Collection entries:
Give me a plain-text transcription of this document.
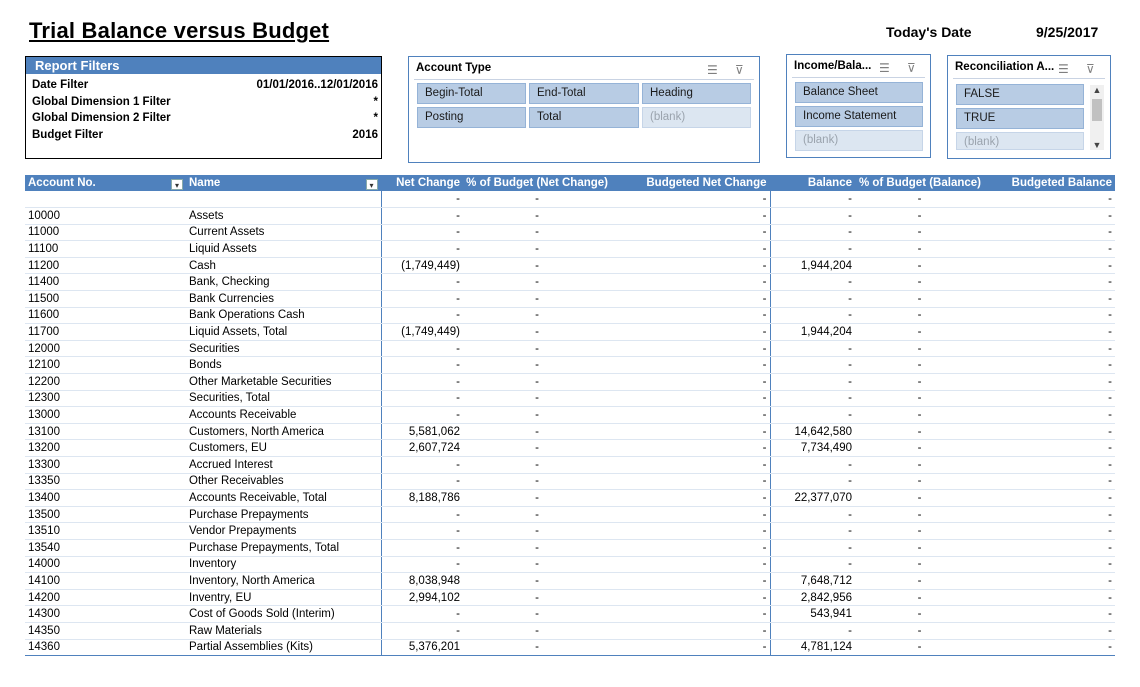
Trial Balance versus Budget	Today's Date	9/25/2017
Report Filters
Date Filter	01/01/2016..12/01/2016
Global Dimension 1 Filter	*
Global Dimension 2 Filter	*
Budget Filter	2016
Account Type	☰ ⊽
Begin-Total	End-Total	Heading
Posting	Total	(blank)
Income/Bala... ☰ ⊽
Balance Sheet
Income Statement
(blank)
Reconciliation A... ☰ ⊽
FALSE
TRUE
(blank)
▲
▼
Account No. ▾	Name ▾	Net Change	% of Budget (Net Change)	Budgeted Net Change	Balance	% of Budget (Balance)	Budgeted Balance
		-	-	-	-	-	-
10000	Assets	-	-	-	-	-	-
11000	Current Assets	-	-	-	-	-	-
11100	Liquid Assets	-	-	-	-	-	-
11200	Cash	(1,749,449)	-	-	1,944,204	-	-
11400	Bank, Checking	-	-	-	-	-	-
11500	Bank Currencies	-	-	-	-	-	-
11600	Bank Operations Cash	-	-	-	-	-	-
11700	Liquid Assets, Total	(1,749,449)	-	-	1,944,204	-	-
12000	Securities	-	-	-	-	-	-
12100	Bonds	-	-	-	-	-	-
12200	Other Marketable Securities	-	-	-	-	-	-
12300	Securities, Total	-	-	-	-	-	-
13000	Accounts Receivable	-	-	-	-	-	-
13100	Customers, North America	5,581,062	-	-	14,642,580	-	-
13200	Customers, EU	2,607,724	-	-	7,734,490	-	-
13300	Accrued Interest	-	-	-	-	-	-
13350	Other Receivables	-	-	-	-	-	-
13400	Accounts Receivable, Total	8,188,786	-	-	22,377,070	-	-
13500	Purchase Prepayments	-	-	-	-	-	-
13510	Vendor Prepayments	-	-	-	-	-	-
13540	Purchase Prepayments, Total	-	-	-	-	-	-
14000	Inventory	-	-	-	-	-	-
14100	Inventory, North America	8,038,948	-	-	7,648,712	-	-
14200	Inventry, EU	2,994,102	-	-	2,842,956	-	-
14300	Cost of Goods Sold (Interim)	-	-	-	543,941	-	-
14350	Raw Materials	-	-	-	-	-	-
14360	Partial Assemblies (Kits)	5,376,201	-	-	4,781,124	-	-
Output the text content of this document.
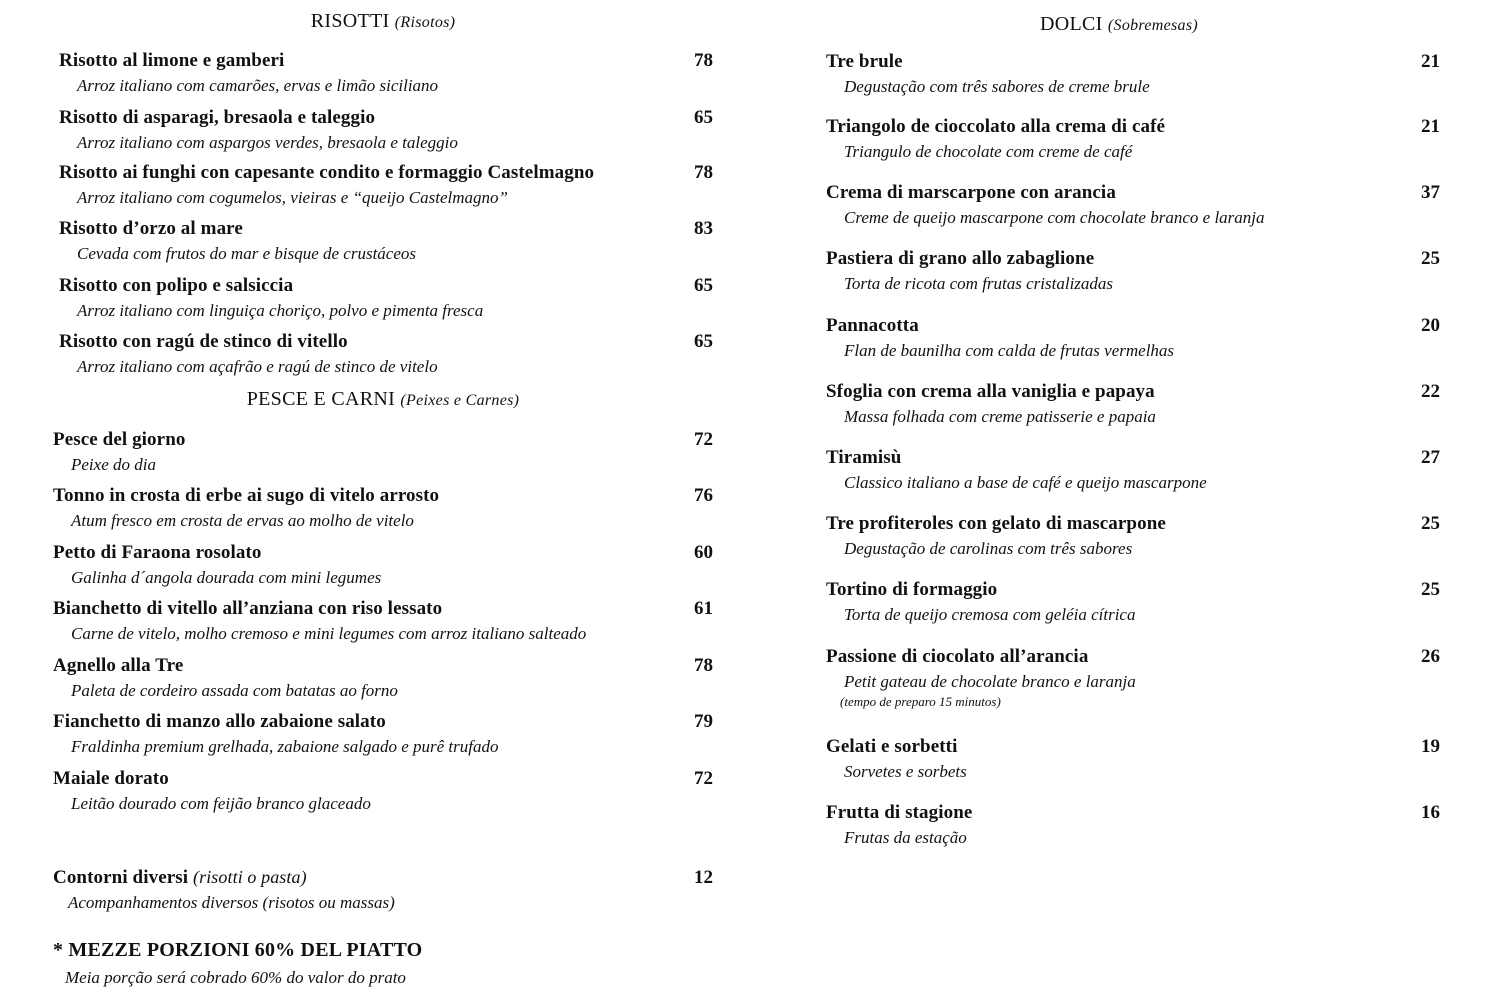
RISOTTI (Risotos)
Risotto al limone e gamberi	78
Arroz italiano com camarões, ervas e limão siciliano
Risotto di asparagi, bresaola e taleggio	65
Arroz italiano com aspargos verdes, bresaola e taleggio
Risotto ai funghi con capesante condito e formaggio Castelmagno	78
Arroz italiano com cogumelos, vieiras e “queijo Castelmagno”
Risotto d’orzo al mare	83
Cevada com frutos do mar e bisque de crustáceos
Risotto con polipo e salsiccia	65
Arroz italiano com linguiça choriço, polvo e pimenta fresca
Risotto con ragú de stinco di vitello	65
Arroz italiano com açafrão e ragú de stinco de vitelo
PESCE E CARNI (Peixes e Carnes)
Pesce del giorno	72
Peixe do dia
Tonno in crosta di erbe ai sugo di vitelo arrosto	76
Atum fresco em crosta de ervas ao molho de vitelo
Petto di Faraona rosolato	60
Galinha d´angola dourada com mini legumes
Bianchetto di vitello all’anziana con riso lessato	61
Carne de vitelo, molho cremoso e mini legumes com arroz italiano salteado
Agnello alla Tre	78
Paleta de cordeiro assada com batatas ao forno
Fianchetto di manzo allo zabaione salato	79
Fraldinha premium grelhada, zabaione salgado e purê trufado
Maiale dorato	72
Leitão dourado com feijão branco glaceado
Contorni diversi (risotti o pasta)	12
Acompanhamentos diversos (risotos ou massas)
* MEZZE PORZIONI 60% DEL PIATTO
Meia porção será cobrado 60% do valor do prato
DOLCI (Sobremesas)
Tre brule	21
Degustação com três sabores de creme brule
Triangolo de cioccolato alla crema di café	21
Triangulo de chocolate com creme de café
Crema di marscarpone con arancia	37
Creme de queijo mascarpone com chocolate branco e laranja
Pastiera di grano allo zabaglione	25
Torta de ricota com frutas cristalizadas
Pannacotta	20
Flan de baunilha com calda de frutas vermelhas
Sfoglia con crema alla vaniglia e papaya	22
Massa folhada com creme patisserie e papaia
Tiramisù	27
Classico italiano a base de café e queijo mascarpone
Tre profiteroles con gelato di mascarpone	25
Degustação de carolinas com três sabores
Tortino di formaggio	25
Torta de queijo cremosa com geléia cítrica
Passione di ciocolato all’arancia	26
Petit gateau de chocolate branco e laranja
(tempo de preparo 15 minutos)
Gelati e sorbetti	19
Sorvetes e sorbets
Frutta di stagione	16
Frutas da estação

Work to be completed
State how many lines of the records above contain "crosta", with no words besides the number.

Complete answer
2